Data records
▬▬▬▬▬▬▬▬▬▬

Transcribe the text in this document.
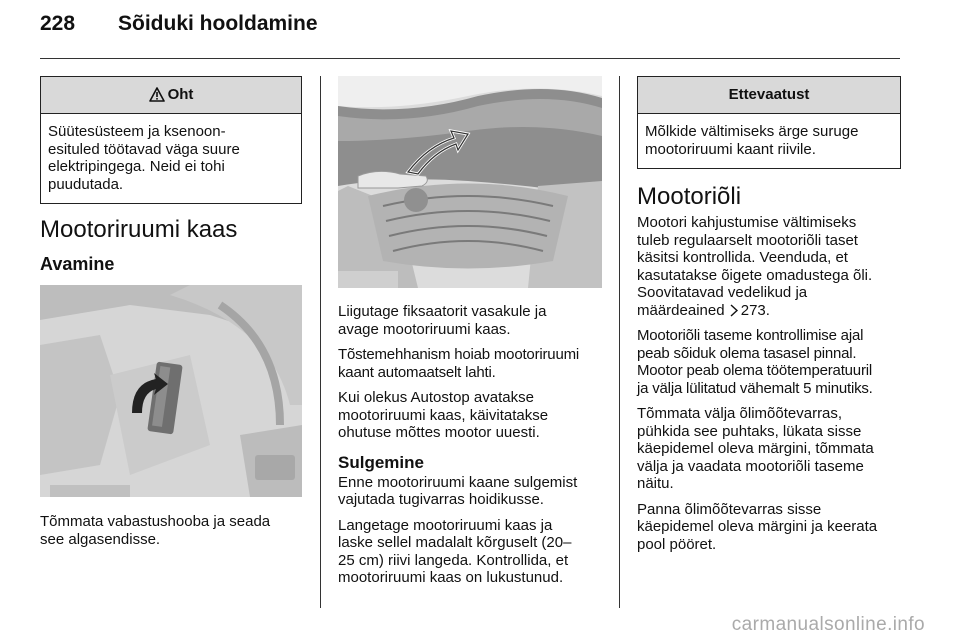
228 Sõiduki hooldamine
Oht
Süütesüsteem ja ksenoon-
esituled töötavad väga suure
elektripingega. Neid ei tohi
puudutada.
Mootoriruumi kaas
Avamine

Tõmmata vabastushooba ja seada
see algasendisse.

Liigutage fiksaatorit vasakule ja
avage mootoriruumi kaas.

Tõstemehhanism hoiab mootoriruumi
kaant automaatselt lahti.

Kui olekus Autostop avatakse
mootoriruumi kaas, käivitatakse
ohutuse mõttes mootor uuesti.

Sulgemine

Enne mootoriruumi kaane sulgemist
vajutada tugivarras hoidikusse.

Langetage mootoriruumi kaas ja
laske sellel madalalt kõrguselt (20–
25 cm) riivi langeda. Kontrollida, et
mootoriruumi kaas on lukustunud.

Ettevaatust
Mõlkide vältimiseks ärge suruge
mootoriruumi kaant riivile.
Mootoriõli

Mootori kahjustumise vältimiseks
tuleb regulaarselt mootoriõli taset
käsitsi kontrollida. Veenduda, et
kasutatakse õigete omadustega õli.
Soovitatavad vedelikud ja
määrdeained 273.

Mootoriõli taseme kontrollimise ajal
peab sõiduk olema tasasel pinnal.
Mootor peab olema töötemperatuuril
ja välja lülitatud vähemalt 5 minutiks.

Tõmmata välja õlimõõtevarras,
pühkida see puhtaks, lükata sisse
käepidemel oleva märgini, tõmmata
välja ja vaadata mootoriõli taseme
näitu.

Panna õlimõõtevarras sisse
käepidemel oleva märgini ja keerata
pool pööret.

carmanualsonline.info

▬▬▬▬▬▬▬▬▬▬

Task brief —
Do not copy the pictures, but repeat every line exactly.

Exercise result —
Transcribe the text in this document.
228 Sõiduki hooldamine
Oht
Süütesüsteem ja ksenoon-
esituled töötavad väga suure
elektripingega. Neid ei tohi
puudutada.
Mootoriruumi kaas
Avamine

Tõmmata vabastushooba ja seada
see algasendisse.

Liigutage fiksaatorit vasakule ja
avage mootoriruumi kaas.

Tõstemehhanism hoiab mootoriruumi
kaant automaatselt lahti.

Kui olekus Autostop avatakse
mootoriruumi kaas, käivitatakse
ohutuse mõttes mootor uuesti.

Sulgemine

Enne mootoriruumi kaane sulgemist
vajutada tugivarras hoidikusse.

Langetage mootoriruumi kaas ja
laske sellel madalalt kõrguselt (20–
25 cm) riivi langeda. Kontrollida, et
mootoriruumi kaas on lukustunud.

Ettevaatust
Mõlkide vältimiseks ärge suruge
mootoriruumi kaant riivile.
Mootoriõli

Mootori kahjustumise vältimiseks
tuleb regulaarselt mootoriõli taset
käsitsi kontrollida. Veenduda, et
kasutatakse õigete omadustega õli.
Soovitatavad vedelikud ja
määrdeained 273.

Mootoriõli taseme kontrollimise ajal
peab sõiduk olema tasasel pinnal.
Mootor peab olema töötemperatuuril
ja välja lülitatud vähemalt 5 minutiks.

Tõmmata välja õlimõõtevarras,
pühkida see puhtaks, lükata sisse
käepidemel oleva märgini, tõmmata
välja ja vaadata mootoriõli taseme
näitu.

Panna õlimõõtevarras sisse
käepidemel oleva märgini ja keerata
pool pööret.

carmanualsonline.info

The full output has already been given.